- To be done -
Carry the forum thread on fish runs in the Cuyahoga River forward from the point at which it ends.

- Page excerpt -
##############################

Also, I occasionally seine stream fish for a 150 gal native tank at the house. I swear I'm noticing a decrease in certain species in the tiny tribs and I'm going to blame non native steelies. I know they're getting into some of them. I've snorkeled a couple of little creeks you can almost jump over and I've seen a definite increase in steelhead smolt further up them than you'd ever think they'd go.


----------



## Sonder

creekcrawler said:


> I'm of the same opinion. Frankly, I think they're stocking too many steelhead already. No need to create another Rocky or Chagrin with all the fisherman and trash.
> Not sure it would even be worth it - you'd have steel spread pit from Harvard to Crackron.


... lol in the right water conditions they would enter Portage County my friend, but that dam has to come down first. It would be fun to jack fish at that natural falls "if its still there" outside of the Sheraton ..lol..


----------



## Steel Cranium

Cuyahoga would never become another rocky. Too many more river miles. Also more difficult water (bigger and deeper) with a large portion in the national park not permitting live minnows or spawn, if still enforced to keep the crowds reduced. 

I recall hearing that the long portion of low oxygen water near the mouth was the reason for not sticking back then.


----------



## Snookhunter52

Why not starting a run of walleye, sauger and lake sturgeon once they bring down the last dam. The Hoga and some of the smaller tribs would be clean enough and have the right substrate to support breeding populations of all three. The maumee already supports walleye runs and the dnr just started stocking it with sturgeon.

##############################

- Provided data -
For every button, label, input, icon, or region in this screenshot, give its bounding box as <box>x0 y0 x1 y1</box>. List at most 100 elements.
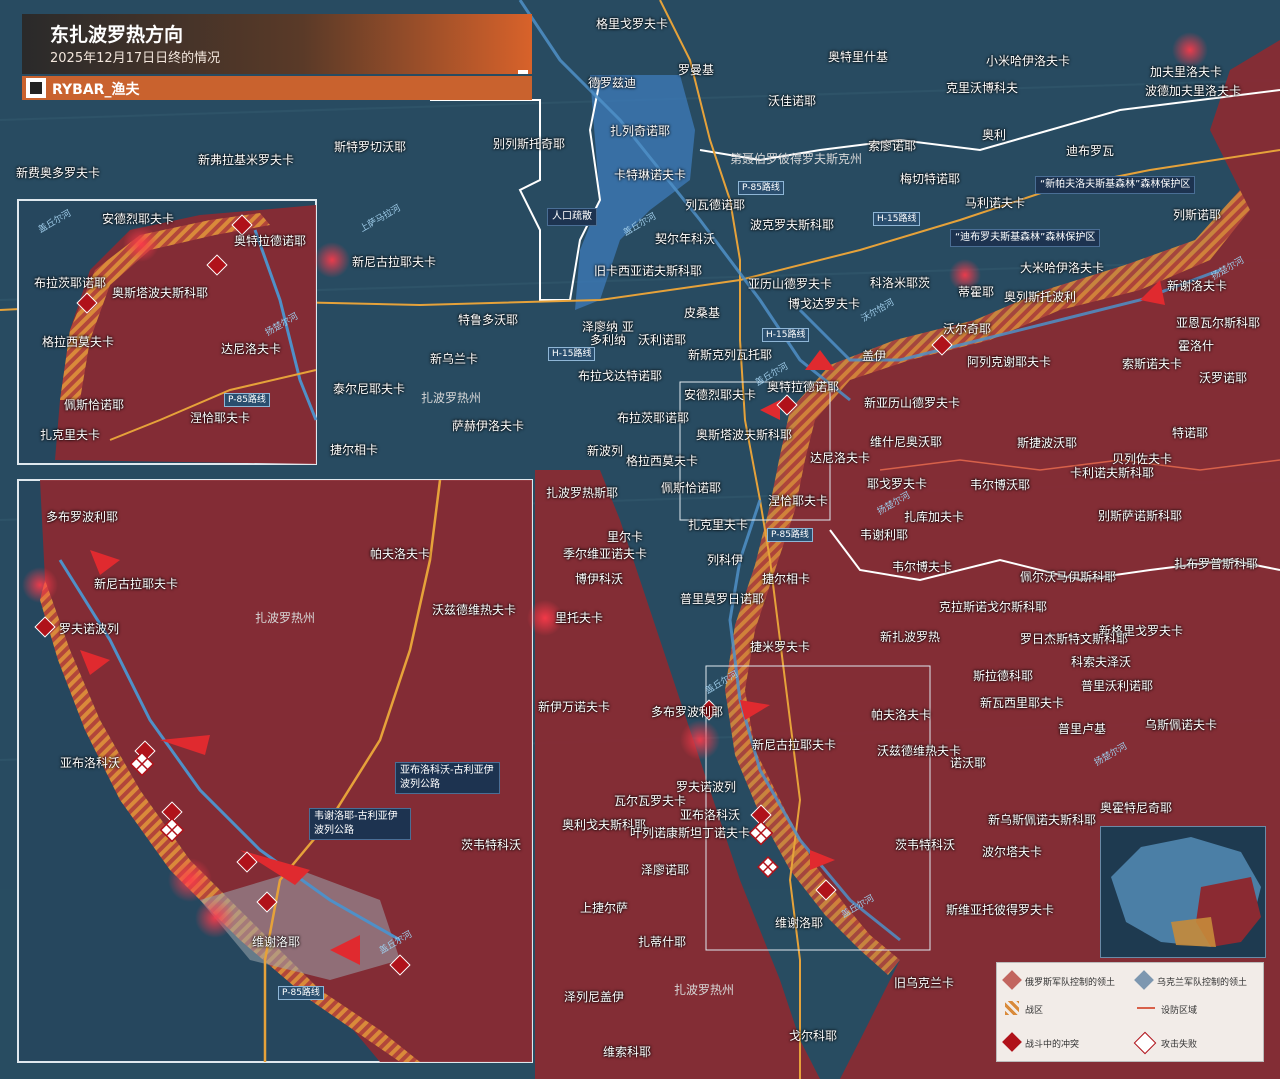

##############################

- Exercise output -
I could see the steelhead reeking havoc on local fish and invertebrates. Those fish are eating machines that have high metabolic demands. They are in the rivers from November til April and whoever believes those fish aren't depleting the rivers every year are living in a fantasy. Catching steelhead is a blast but I like catching native fish more. It's funny how easily people are willing to sell out for a non native instead of bringing back runs of native fish.


----------



## Karl Wolf

Snookhunter52 said:


> Why not starting a run of walleye, sauger and lake sturgeon once they bring down the last dam. The Hoga and some of the smaller tribs would be clean enough and have the right substrate to support breeding populations of all three. The maumee already supports walleye runs and the dnr just started stocking it with sturgeon.
> 
> I could see the steelhead reeking havoc on local fish and invertebrates. Those fish are eating machines that have high metabolic demands. They are in the rivers from November til April and whoever believes those fish aren't depleting the rivers every year are living in a fantasy. Catching steelhead is a blast but I like catching native fish more. It's funny how easily people are willing to sell out for a non native instead of bringing back runs of native fish.


I'm all about bringing back sauger.


----------



## Sonder

deleted by me


----------



## Snookhunter52

Sonder said:


> We need a run a red horse suckers here in Ohio! I'm not kidding btw. Give me a carp over steelhead any day of the week. I swing flies for them and gar what a blast.


I love suckers and other native rough fish especially bowfin. Common carp not so much. If I had the ability to nuke every non-native carp with a snap of my fingers I wouldn't even hesitate. They're one of reasons many reasons our rivers are in such bad shape.


----------



## Sonder

deleted by me


----------



## Karl Wolf

Sonder said:


> We need a run a red horse suckers here in Ohio! I'm not kidding btw. Give me a carp over steelhead any day of the week. I swing flies for them and gar what a blast.


Red horse are fighters!


----------



## Sonder

ok sorry dude did not mean to hijack your thread.....


----------



## Karl Wolf

Sonder said:


> ok sorry dude did not mean to hijack your thread.....


Hey,its basically all Hoga info.


----------



## creekcrawler

Sonder - The Hoga does get a pretty good sucker run! If I remember right, mid April, roughly. Had a few days when I really smacked 'em, and they were HUGE!
Seems they run it later than the other rivers.
That's good clean fun, lol.


----------



## Sonder

The guides don't see it as glamorous as steelhead. They are much slimyer (sp lol) than the other fish and they have a distinctive odor.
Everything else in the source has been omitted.